▸ What this task involves: Filter the entries below, keeping every line that has the word "results".
:: Records to process
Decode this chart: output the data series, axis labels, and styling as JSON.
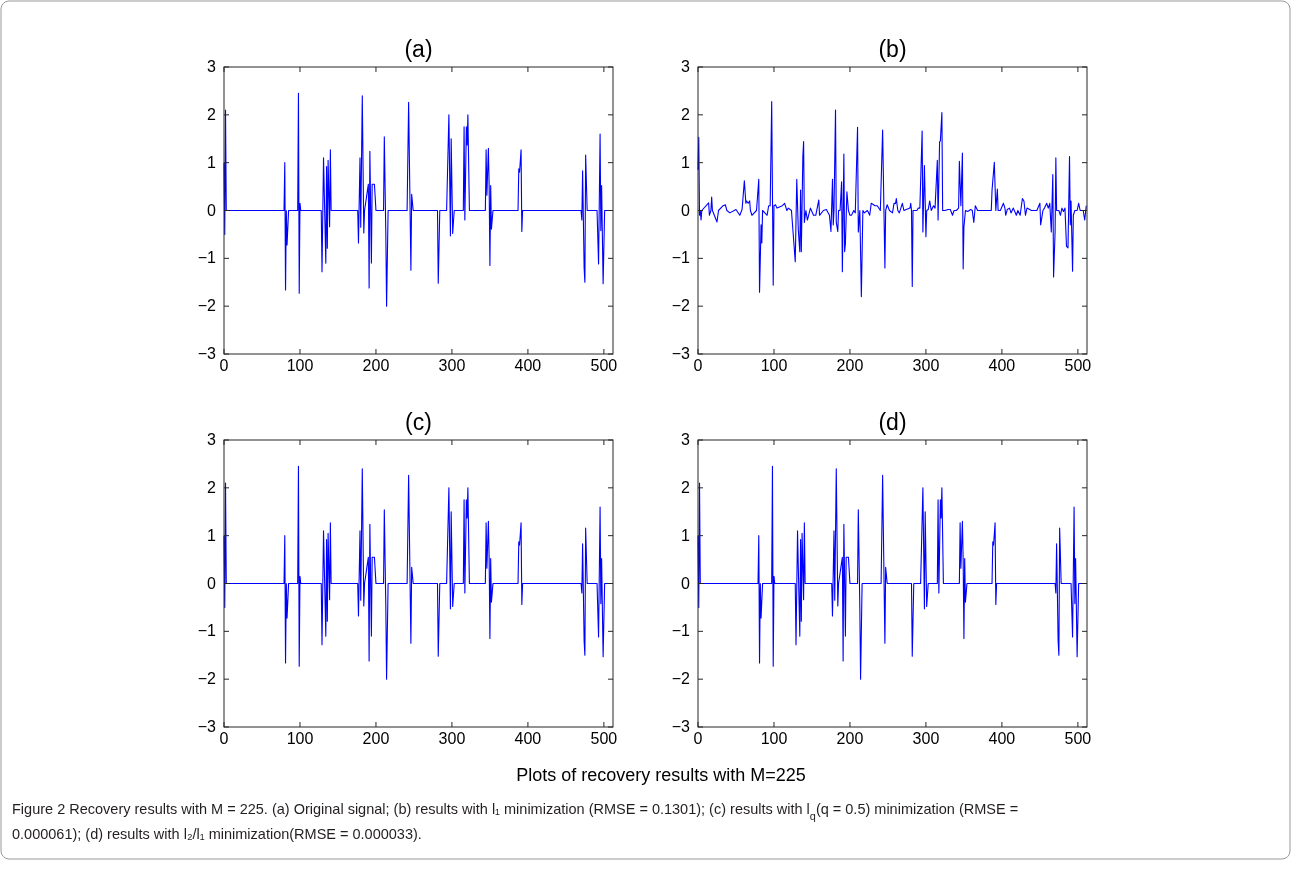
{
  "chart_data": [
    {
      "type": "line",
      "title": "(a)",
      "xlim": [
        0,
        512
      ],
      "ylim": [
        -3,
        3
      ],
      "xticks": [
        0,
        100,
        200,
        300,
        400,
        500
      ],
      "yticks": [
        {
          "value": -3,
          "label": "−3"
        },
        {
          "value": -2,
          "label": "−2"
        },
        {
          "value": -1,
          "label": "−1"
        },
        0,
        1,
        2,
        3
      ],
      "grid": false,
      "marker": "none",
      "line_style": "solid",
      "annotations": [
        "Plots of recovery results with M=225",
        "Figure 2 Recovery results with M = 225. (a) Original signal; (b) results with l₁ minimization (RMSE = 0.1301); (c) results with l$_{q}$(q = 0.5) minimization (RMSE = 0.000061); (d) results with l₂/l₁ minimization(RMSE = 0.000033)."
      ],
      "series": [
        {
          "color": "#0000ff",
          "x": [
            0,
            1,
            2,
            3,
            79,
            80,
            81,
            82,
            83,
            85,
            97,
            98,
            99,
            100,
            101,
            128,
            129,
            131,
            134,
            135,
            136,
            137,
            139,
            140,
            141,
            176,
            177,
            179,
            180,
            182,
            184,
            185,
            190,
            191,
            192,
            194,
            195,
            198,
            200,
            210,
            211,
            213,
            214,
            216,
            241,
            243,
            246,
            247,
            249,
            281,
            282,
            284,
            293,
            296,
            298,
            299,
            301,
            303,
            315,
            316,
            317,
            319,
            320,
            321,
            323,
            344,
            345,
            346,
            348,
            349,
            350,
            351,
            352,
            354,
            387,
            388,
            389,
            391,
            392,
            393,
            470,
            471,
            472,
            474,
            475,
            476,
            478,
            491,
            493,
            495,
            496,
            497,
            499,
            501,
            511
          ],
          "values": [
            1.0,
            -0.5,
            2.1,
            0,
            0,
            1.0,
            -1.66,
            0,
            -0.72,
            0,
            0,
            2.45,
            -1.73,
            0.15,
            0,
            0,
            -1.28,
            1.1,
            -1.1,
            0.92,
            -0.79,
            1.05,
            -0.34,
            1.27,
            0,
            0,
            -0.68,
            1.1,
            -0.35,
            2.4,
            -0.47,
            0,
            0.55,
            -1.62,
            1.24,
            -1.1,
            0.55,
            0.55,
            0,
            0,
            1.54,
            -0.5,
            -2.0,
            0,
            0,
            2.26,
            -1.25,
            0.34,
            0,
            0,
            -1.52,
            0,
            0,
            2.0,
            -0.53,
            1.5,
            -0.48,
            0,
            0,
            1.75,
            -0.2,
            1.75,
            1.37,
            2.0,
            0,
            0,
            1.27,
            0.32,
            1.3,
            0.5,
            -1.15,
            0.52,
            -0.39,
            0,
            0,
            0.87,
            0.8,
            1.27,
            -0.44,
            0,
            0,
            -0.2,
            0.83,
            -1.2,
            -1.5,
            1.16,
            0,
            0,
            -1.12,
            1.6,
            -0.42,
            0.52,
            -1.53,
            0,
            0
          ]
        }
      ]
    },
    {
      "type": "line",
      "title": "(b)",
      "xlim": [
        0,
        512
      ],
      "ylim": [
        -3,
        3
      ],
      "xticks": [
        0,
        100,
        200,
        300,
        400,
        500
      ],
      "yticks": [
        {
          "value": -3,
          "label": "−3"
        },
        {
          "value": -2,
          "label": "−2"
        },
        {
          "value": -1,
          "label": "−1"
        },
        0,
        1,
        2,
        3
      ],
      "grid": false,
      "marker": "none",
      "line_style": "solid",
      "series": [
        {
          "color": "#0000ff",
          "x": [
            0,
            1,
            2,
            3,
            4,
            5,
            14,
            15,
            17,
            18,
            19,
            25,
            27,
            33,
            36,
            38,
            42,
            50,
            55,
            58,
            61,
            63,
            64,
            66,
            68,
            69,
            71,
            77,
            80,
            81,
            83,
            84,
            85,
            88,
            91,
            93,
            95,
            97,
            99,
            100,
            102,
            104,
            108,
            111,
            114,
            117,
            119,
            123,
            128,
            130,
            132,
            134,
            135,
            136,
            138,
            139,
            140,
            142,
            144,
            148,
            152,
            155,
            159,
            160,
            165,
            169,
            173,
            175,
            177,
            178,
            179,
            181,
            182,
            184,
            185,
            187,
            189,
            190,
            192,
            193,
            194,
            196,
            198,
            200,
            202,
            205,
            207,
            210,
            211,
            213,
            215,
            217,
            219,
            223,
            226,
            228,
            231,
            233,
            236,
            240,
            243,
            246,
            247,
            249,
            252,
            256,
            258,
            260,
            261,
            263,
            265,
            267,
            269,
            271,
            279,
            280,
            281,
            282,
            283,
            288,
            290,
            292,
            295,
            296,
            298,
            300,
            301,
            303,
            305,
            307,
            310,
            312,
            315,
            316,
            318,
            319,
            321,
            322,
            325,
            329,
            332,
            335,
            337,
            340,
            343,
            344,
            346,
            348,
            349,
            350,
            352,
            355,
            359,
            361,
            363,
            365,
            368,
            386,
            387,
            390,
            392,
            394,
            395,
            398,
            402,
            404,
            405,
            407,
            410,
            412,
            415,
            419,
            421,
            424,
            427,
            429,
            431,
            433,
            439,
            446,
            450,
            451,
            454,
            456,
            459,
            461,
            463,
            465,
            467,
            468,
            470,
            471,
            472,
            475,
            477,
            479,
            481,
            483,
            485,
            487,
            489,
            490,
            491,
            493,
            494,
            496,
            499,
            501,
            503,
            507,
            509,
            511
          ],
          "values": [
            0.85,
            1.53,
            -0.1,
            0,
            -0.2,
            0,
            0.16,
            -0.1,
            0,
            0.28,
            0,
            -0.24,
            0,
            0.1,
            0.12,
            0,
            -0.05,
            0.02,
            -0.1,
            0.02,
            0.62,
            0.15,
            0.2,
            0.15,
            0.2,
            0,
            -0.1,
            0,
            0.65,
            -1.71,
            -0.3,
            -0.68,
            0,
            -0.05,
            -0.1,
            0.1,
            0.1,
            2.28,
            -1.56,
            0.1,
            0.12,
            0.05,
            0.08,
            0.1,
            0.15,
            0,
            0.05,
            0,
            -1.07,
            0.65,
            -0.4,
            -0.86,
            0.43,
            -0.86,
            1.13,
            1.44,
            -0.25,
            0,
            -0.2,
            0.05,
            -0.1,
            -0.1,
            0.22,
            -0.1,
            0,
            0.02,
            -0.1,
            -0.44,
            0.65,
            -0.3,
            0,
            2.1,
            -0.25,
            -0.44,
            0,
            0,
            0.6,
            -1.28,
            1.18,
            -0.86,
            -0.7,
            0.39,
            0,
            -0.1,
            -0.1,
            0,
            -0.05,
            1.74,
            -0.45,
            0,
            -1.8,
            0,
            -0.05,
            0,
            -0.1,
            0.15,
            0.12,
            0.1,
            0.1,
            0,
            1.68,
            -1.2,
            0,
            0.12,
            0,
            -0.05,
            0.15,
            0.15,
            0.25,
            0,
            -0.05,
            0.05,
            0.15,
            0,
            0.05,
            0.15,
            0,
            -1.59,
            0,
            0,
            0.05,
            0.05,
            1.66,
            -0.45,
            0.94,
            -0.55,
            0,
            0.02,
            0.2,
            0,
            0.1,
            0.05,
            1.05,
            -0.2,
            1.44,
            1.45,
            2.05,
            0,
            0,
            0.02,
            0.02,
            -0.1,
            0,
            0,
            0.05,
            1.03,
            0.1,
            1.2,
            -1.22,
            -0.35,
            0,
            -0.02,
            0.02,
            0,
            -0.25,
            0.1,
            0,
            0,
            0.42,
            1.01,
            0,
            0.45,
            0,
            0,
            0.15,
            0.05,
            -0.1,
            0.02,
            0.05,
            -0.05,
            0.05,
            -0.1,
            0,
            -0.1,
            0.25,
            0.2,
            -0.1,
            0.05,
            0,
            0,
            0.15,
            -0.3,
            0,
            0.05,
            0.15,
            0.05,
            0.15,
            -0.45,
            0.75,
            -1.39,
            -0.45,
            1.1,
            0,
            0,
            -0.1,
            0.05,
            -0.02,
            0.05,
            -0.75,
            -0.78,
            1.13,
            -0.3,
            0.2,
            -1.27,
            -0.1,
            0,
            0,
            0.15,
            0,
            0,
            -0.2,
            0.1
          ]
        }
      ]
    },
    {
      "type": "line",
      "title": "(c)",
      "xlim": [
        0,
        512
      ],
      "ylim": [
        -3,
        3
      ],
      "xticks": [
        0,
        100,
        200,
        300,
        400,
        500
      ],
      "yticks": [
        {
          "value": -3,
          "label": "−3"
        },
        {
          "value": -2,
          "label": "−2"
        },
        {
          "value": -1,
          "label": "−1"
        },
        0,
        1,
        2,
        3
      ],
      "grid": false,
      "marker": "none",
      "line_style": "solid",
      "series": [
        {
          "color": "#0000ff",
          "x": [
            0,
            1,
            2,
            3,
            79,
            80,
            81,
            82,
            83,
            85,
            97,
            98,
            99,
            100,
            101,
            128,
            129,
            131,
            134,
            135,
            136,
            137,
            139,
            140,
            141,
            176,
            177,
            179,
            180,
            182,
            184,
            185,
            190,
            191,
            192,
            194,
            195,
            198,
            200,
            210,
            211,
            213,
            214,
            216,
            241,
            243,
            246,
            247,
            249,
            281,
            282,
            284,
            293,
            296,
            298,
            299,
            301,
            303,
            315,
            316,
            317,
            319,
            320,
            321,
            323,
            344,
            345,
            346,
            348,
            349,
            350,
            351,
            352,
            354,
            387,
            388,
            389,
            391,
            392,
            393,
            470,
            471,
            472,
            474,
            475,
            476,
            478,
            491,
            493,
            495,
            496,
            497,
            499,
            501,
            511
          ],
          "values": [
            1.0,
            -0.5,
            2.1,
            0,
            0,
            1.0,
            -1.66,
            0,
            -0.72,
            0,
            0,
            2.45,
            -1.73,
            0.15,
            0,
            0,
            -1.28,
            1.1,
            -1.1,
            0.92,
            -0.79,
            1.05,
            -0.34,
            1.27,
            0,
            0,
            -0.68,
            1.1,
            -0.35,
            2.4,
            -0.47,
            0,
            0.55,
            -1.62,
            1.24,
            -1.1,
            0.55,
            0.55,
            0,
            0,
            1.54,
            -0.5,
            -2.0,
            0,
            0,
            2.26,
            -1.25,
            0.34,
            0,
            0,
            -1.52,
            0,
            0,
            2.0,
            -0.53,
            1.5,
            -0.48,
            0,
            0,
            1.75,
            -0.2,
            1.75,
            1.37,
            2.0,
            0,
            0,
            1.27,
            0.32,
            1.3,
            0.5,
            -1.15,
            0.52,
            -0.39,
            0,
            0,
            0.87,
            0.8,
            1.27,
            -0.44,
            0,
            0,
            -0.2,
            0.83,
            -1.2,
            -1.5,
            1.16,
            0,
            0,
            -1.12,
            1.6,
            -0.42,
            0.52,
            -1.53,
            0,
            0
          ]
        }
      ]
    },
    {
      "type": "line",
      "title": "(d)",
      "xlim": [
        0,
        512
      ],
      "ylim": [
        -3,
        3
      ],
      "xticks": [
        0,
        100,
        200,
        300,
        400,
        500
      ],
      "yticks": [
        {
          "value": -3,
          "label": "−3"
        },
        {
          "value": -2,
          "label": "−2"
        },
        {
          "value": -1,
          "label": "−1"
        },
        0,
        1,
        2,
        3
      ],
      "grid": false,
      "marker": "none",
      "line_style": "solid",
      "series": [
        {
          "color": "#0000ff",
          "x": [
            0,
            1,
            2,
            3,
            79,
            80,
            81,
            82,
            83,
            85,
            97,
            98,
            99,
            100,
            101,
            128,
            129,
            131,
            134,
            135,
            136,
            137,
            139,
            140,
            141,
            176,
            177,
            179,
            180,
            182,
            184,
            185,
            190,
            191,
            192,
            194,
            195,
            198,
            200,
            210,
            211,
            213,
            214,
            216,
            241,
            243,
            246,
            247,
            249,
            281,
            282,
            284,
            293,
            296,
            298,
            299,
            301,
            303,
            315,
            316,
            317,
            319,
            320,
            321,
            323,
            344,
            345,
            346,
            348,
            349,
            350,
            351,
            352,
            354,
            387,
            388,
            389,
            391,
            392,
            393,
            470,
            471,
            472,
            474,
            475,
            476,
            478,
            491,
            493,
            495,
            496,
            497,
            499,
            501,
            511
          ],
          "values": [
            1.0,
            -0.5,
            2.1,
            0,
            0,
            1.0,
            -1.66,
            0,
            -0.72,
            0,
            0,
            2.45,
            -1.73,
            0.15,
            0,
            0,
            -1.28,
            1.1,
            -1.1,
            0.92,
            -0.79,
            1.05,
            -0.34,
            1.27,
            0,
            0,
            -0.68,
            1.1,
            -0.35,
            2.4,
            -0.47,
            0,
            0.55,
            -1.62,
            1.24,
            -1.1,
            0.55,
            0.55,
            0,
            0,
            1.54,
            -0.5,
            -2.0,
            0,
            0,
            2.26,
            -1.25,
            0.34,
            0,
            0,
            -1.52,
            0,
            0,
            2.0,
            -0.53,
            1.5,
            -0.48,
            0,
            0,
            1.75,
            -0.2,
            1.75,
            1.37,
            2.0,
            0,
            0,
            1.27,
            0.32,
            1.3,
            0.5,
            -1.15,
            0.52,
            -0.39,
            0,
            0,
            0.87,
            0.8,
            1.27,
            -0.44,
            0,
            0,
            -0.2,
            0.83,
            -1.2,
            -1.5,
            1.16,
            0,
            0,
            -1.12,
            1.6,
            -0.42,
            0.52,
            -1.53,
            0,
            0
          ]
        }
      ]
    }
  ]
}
::::
:: Records to process
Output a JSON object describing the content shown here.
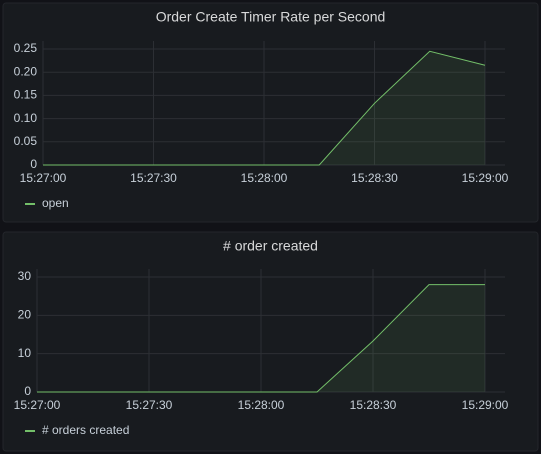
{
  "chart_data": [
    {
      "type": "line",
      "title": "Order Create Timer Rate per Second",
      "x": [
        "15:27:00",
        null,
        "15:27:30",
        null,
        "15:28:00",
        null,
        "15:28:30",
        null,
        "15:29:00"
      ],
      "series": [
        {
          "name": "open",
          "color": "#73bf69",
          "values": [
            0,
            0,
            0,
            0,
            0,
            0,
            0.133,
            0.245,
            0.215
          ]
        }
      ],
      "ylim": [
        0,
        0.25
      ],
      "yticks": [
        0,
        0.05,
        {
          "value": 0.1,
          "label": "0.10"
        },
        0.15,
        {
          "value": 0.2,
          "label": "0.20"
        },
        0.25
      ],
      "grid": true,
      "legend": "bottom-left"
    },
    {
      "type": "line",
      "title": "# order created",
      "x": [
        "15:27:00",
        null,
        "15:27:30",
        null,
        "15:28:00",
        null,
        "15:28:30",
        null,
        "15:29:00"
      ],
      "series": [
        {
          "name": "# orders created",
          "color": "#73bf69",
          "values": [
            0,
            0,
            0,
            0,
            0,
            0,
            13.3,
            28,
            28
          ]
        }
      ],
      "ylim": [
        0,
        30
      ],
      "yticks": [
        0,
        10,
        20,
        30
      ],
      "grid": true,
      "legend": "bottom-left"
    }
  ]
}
::::
▸ Task answer:
        "Plots of recovery results with M=225",
        "Figure 2 Recovery results with M = 225. (a) Original signal; (b) results with l₁ minimization (RMSE = 0.1301); (c) results with l$_{q}$(q = 0.5) minimization (RMSE = 0.000061); (d) results with l₂/l₁ minimization(RMSE = 0.000033)."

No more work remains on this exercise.